[Working data start]

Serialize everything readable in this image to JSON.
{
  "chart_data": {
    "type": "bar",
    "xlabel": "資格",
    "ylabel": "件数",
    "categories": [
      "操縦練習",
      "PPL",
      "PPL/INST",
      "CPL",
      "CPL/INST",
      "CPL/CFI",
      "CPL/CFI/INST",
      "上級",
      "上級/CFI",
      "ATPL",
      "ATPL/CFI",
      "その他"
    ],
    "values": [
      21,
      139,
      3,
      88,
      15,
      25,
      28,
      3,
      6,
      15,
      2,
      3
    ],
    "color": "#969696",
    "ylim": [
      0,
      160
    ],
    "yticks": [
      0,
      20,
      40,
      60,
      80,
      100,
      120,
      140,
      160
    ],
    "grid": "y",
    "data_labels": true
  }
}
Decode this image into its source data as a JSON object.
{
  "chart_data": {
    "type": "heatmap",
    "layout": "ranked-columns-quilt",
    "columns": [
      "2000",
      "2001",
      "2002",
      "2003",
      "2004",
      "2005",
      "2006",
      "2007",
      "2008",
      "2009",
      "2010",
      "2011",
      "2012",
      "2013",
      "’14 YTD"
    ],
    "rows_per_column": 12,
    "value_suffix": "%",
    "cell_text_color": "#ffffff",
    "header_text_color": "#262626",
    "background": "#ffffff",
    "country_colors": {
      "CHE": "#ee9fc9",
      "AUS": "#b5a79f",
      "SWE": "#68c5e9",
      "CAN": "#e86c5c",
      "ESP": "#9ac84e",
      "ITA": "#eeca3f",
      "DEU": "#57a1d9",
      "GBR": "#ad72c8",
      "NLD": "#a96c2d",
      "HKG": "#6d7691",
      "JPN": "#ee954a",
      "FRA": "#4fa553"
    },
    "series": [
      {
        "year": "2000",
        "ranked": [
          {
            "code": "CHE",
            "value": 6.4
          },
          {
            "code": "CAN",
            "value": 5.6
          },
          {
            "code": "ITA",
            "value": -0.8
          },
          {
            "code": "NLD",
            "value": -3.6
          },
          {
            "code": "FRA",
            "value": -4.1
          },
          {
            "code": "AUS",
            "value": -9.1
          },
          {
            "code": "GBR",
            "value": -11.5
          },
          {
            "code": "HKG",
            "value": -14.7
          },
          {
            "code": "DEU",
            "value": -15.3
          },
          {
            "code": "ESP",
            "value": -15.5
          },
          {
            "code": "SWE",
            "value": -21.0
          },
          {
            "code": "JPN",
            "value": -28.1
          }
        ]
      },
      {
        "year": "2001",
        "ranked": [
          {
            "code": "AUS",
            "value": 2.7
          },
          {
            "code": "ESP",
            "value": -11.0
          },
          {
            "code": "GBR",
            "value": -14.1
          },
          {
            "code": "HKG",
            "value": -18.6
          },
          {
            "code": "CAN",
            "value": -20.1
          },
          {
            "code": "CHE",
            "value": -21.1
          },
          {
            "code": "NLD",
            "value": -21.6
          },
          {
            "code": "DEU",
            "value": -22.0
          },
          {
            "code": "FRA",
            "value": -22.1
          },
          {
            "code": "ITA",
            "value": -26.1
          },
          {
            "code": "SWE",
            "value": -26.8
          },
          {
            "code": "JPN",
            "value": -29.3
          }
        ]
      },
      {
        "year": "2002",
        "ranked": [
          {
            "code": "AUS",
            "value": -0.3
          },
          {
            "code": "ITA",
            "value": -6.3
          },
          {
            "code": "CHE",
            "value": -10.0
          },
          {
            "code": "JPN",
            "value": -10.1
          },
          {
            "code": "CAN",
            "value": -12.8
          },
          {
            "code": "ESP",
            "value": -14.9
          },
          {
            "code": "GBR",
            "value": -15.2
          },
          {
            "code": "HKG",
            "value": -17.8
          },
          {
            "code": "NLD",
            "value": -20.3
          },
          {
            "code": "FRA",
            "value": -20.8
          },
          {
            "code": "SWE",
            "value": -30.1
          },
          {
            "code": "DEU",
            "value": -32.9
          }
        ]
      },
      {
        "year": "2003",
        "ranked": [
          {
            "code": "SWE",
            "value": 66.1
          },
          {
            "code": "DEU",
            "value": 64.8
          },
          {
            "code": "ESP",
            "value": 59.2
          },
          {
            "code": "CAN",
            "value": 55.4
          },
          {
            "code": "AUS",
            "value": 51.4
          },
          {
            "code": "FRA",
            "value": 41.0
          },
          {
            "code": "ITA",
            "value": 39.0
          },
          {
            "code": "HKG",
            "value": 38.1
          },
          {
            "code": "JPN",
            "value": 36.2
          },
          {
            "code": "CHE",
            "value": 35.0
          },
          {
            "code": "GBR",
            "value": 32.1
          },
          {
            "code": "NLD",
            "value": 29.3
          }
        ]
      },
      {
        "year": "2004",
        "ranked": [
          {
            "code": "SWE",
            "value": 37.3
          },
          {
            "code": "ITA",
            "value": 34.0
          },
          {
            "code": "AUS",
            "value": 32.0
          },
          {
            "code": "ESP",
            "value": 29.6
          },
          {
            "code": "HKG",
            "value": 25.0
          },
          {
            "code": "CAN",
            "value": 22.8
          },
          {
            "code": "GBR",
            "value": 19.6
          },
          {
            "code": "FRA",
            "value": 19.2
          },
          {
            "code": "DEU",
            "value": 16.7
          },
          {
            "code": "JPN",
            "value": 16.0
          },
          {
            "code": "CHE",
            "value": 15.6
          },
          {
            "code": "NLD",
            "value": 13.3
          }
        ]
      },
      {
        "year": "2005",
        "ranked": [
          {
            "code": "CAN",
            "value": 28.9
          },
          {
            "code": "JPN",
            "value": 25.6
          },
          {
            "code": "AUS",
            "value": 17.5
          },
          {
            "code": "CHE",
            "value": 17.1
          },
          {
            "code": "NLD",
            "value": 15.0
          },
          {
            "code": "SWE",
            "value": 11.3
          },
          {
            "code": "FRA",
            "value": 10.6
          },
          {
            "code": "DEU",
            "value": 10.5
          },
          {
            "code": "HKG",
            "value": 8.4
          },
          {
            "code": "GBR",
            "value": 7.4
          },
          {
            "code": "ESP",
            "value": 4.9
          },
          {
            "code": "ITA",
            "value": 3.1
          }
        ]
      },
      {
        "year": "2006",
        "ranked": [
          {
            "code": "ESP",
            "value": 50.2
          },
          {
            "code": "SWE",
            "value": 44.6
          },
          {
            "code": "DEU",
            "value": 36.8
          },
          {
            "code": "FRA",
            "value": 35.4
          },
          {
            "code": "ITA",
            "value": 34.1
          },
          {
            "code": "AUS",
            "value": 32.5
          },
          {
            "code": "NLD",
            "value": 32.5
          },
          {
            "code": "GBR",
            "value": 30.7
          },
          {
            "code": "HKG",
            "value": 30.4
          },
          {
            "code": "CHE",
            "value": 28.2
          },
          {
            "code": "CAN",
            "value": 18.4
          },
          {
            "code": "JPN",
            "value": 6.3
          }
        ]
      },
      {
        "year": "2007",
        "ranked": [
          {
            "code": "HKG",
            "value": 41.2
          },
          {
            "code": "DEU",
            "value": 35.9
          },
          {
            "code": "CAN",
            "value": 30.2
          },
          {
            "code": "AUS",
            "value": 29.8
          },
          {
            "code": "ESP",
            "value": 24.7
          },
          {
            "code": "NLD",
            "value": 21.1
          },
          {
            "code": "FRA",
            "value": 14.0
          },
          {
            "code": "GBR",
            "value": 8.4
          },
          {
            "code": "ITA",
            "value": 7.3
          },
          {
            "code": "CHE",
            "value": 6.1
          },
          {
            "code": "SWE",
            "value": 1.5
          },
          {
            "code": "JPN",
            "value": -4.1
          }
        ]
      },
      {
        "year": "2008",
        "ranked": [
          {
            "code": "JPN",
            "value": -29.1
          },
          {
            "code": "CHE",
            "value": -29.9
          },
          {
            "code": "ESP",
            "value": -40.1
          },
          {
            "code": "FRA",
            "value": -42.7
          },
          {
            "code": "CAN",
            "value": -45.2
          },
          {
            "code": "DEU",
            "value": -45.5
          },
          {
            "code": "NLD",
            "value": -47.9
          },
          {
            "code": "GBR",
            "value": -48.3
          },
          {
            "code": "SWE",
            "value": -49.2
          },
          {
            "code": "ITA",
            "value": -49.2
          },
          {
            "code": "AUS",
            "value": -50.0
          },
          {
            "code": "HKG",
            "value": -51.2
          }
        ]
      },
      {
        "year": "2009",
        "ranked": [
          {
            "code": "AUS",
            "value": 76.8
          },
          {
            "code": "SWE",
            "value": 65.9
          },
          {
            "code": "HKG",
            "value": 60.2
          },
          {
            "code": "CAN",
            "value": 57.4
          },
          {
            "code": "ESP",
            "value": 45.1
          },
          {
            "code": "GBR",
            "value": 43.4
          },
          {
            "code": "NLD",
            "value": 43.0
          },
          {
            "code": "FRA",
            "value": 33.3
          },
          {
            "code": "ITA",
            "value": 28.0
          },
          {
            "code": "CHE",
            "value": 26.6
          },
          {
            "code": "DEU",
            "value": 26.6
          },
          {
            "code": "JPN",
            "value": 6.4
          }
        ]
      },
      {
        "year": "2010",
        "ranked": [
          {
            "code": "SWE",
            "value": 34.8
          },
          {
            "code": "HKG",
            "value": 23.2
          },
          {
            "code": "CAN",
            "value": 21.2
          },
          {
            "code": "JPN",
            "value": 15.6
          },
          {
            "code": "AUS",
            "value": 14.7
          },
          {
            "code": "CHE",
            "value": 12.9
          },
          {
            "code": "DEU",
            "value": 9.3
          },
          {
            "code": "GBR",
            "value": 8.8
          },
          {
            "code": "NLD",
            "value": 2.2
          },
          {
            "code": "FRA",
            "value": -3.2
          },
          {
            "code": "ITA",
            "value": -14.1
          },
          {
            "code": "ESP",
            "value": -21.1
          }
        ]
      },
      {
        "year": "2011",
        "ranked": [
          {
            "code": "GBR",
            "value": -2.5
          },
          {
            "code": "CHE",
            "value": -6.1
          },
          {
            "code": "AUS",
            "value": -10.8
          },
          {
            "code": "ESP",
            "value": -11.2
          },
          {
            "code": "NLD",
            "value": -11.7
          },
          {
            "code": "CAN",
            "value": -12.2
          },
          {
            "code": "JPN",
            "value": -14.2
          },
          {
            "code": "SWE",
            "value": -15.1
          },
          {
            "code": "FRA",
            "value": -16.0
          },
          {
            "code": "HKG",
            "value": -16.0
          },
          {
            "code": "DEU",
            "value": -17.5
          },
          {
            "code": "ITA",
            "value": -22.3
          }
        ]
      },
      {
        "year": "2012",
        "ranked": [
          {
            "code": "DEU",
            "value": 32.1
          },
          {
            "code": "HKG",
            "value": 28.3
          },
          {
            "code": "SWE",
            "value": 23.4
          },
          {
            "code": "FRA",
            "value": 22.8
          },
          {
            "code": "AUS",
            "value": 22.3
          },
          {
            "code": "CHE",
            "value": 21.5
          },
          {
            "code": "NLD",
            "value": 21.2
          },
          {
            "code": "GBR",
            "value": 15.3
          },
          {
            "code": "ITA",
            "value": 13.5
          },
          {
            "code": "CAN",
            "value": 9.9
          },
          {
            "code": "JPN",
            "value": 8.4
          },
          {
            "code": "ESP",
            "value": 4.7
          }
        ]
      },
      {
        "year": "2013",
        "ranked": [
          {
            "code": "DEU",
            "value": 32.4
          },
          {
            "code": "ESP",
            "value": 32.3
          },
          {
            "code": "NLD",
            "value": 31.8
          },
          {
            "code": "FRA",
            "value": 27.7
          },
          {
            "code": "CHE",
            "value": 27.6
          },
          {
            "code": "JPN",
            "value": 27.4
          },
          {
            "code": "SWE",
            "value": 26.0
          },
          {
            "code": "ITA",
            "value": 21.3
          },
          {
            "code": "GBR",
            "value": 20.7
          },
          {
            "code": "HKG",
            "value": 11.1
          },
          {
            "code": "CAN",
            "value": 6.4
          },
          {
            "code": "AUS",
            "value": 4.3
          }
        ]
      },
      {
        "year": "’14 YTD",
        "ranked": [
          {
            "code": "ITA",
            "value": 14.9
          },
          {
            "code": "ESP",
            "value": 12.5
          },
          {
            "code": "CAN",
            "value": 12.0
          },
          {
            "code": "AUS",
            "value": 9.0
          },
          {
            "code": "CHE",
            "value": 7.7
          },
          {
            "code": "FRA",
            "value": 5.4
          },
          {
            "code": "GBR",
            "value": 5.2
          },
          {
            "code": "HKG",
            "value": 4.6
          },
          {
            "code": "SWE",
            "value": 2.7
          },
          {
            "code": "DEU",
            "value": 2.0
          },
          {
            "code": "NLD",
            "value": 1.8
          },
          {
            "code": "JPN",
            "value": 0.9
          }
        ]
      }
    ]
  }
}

[Working data end]

### Set problem
Gather up the lines that contain the word "image".

### Output for this task
Serialize everything readable in this image to JSON.
Decode this image into its source data as a JSON object.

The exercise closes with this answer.